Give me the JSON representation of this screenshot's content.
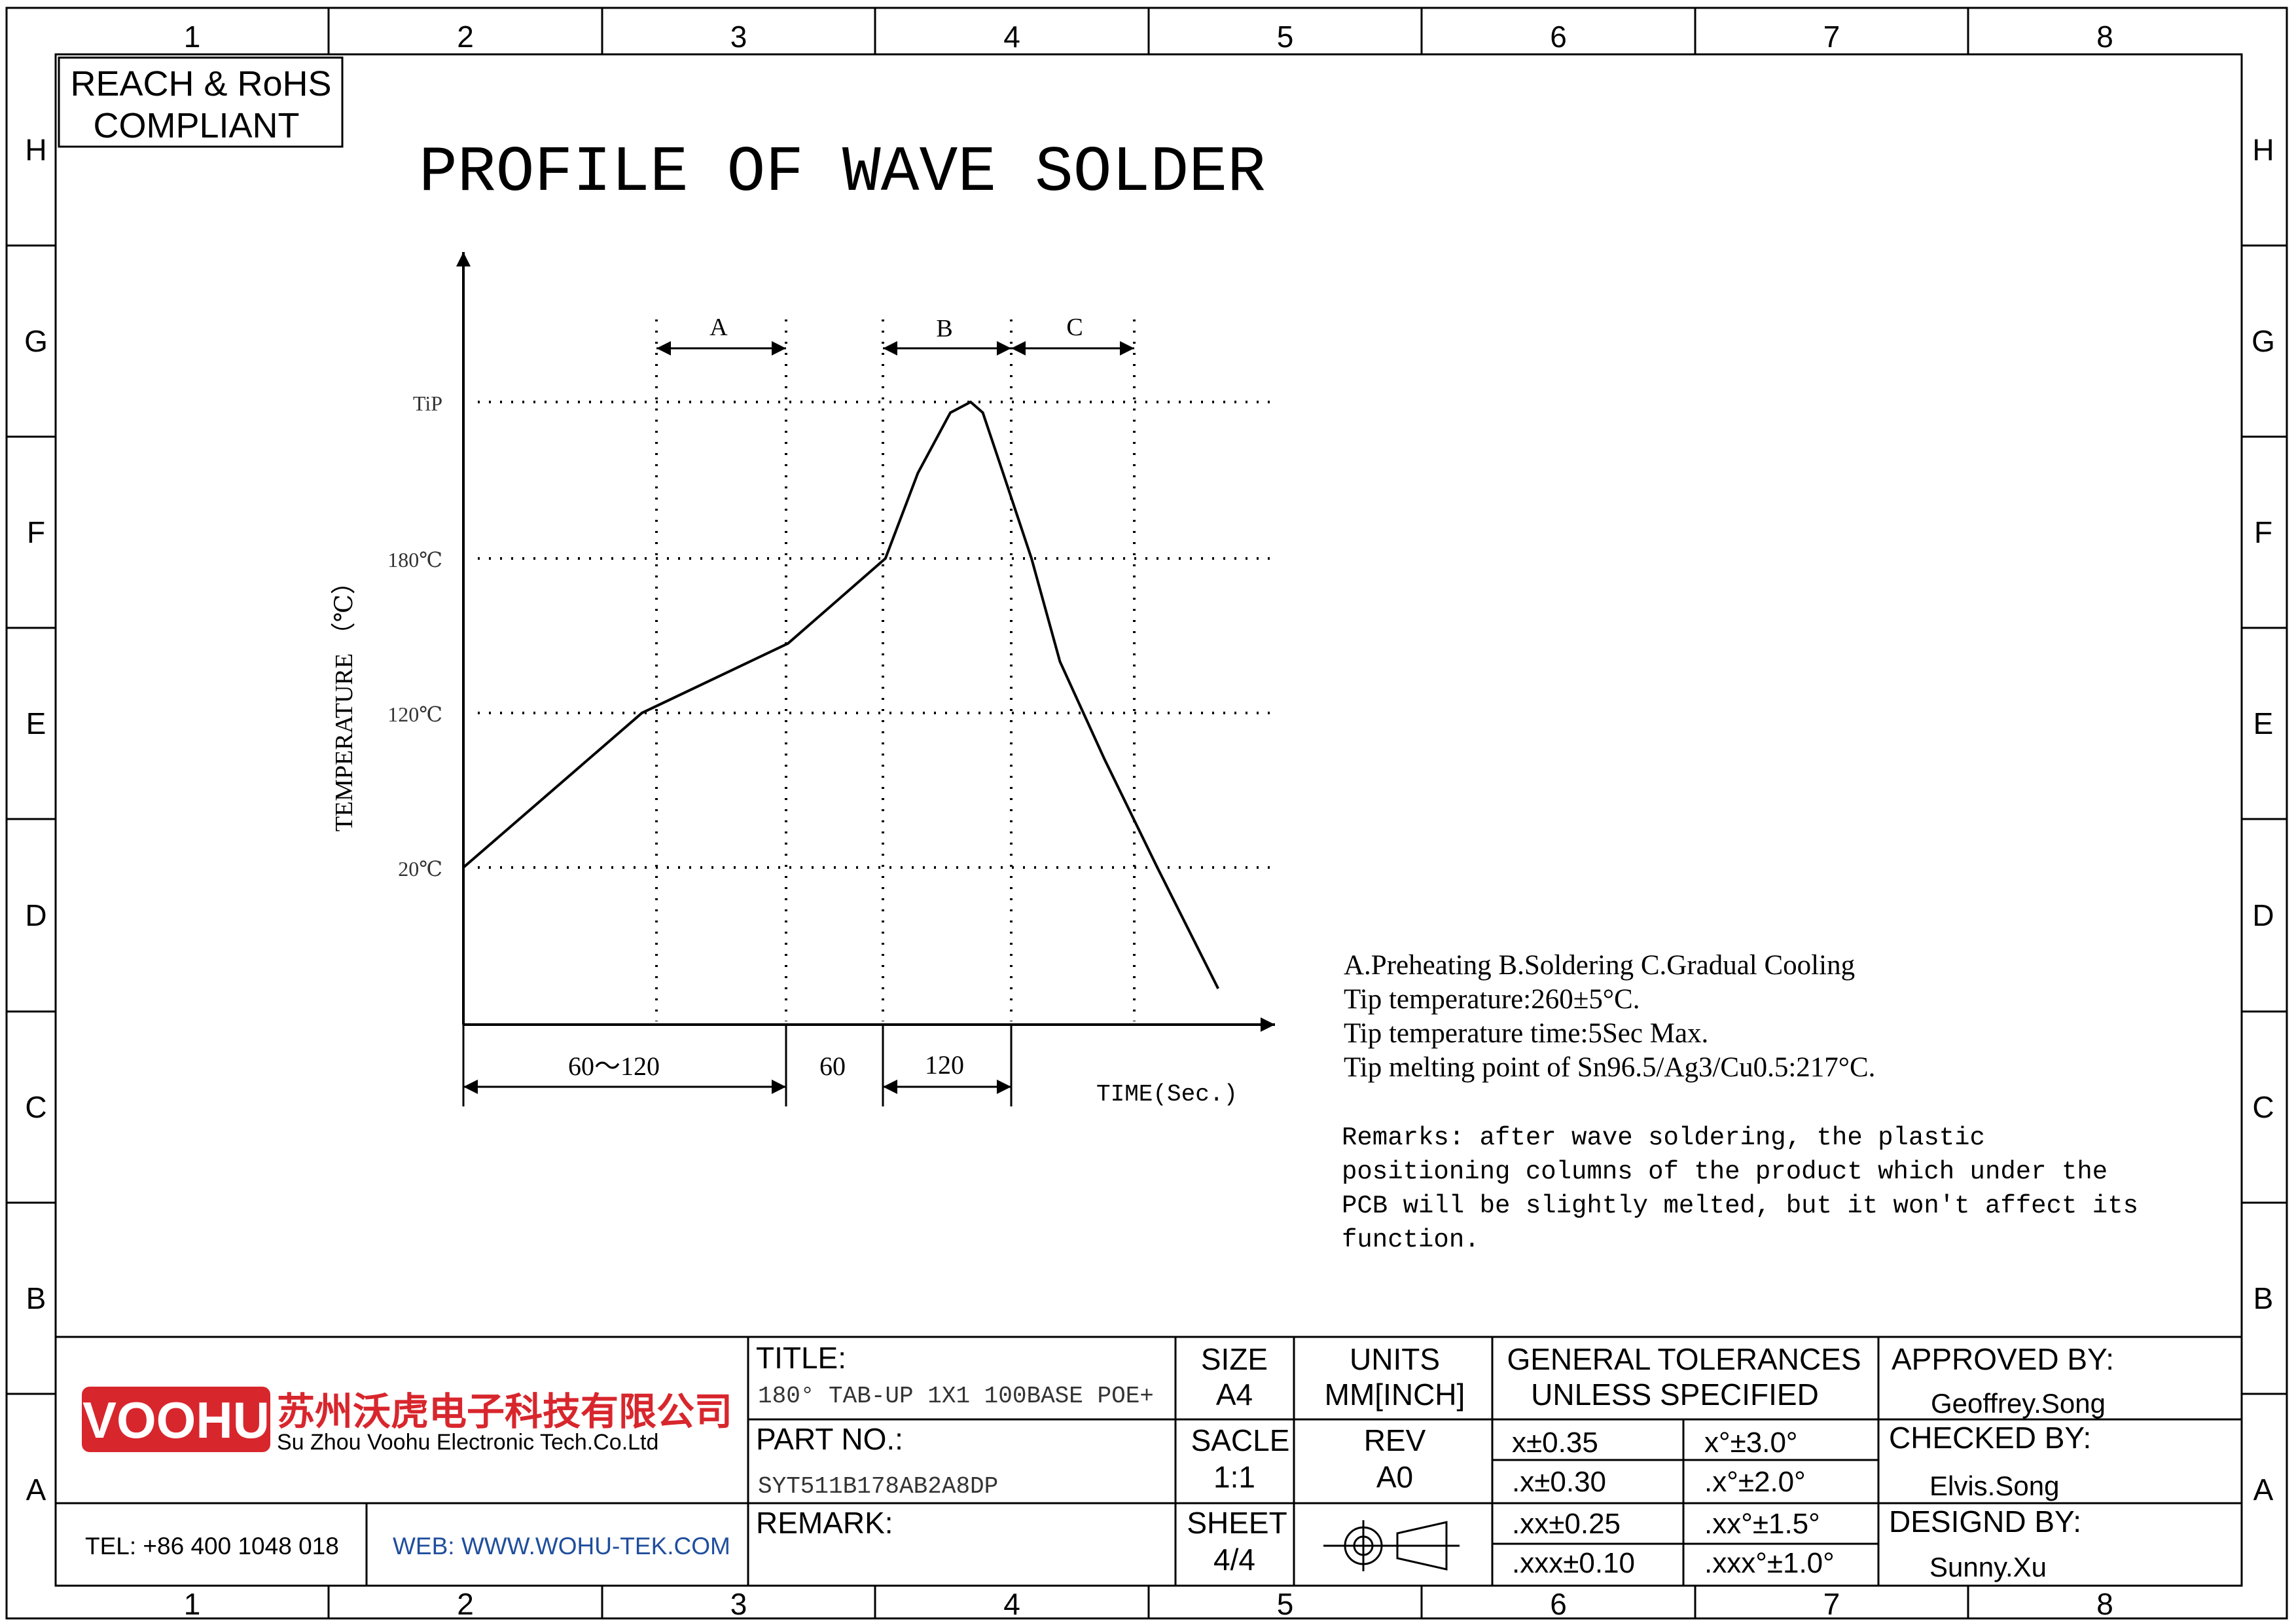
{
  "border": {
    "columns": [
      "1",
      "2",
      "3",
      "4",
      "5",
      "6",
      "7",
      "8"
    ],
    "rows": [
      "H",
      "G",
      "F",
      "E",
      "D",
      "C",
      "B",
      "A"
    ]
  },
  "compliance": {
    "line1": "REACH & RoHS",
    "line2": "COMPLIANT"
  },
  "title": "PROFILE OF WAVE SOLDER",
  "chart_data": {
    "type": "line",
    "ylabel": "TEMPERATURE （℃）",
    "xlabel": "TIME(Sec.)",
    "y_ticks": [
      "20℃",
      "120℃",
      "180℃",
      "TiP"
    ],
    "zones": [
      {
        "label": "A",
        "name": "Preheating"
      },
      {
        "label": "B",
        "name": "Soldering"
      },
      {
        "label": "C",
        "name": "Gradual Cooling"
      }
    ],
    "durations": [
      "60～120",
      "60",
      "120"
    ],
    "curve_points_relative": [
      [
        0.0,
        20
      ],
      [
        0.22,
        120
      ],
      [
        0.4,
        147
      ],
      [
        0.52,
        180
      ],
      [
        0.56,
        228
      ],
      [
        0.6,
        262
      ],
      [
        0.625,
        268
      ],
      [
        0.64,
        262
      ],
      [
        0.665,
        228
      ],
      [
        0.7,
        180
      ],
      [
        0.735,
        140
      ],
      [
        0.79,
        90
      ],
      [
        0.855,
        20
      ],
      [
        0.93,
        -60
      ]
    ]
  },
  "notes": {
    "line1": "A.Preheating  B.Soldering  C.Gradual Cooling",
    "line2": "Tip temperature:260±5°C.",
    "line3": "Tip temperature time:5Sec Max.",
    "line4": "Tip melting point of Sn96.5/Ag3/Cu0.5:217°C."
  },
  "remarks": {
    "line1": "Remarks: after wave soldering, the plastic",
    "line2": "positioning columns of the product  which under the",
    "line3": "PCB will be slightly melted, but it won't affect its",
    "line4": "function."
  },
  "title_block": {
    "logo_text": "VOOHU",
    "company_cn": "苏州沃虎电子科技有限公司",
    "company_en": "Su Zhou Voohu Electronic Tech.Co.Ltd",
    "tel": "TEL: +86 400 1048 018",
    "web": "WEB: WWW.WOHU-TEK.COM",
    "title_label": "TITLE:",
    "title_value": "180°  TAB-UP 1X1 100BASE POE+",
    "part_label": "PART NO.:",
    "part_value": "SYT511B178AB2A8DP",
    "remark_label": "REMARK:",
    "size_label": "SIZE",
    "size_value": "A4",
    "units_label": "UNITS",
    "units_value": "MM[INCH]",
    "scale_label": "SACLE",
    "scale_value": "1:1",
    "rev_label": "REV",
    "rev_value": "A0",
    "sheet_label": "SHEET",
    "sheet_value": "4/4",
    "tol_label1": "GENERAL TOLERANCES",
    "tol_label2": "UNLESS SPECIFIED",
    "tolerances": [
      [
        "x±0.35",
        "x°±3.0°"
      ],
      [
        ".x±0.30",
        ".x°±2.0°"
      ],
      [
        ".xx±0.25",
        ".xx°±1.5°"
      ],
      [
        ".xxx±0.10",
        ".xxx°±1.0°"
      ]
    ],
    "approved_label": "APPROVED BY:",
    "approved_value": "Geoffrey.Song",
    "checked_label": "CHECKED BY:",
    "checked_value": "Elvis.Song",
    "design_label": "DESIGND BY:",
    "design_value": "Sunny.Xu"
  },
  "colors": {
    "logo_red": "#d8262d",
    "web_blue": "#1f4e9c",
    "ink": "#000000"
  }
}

## Task description
Find the word "Preheating" in the entries above and gather every line that holds it.

## The solution
        "name": "Preheating"
    "line1": "A.Preheating  B.Soldering  C.Gradual Cooling",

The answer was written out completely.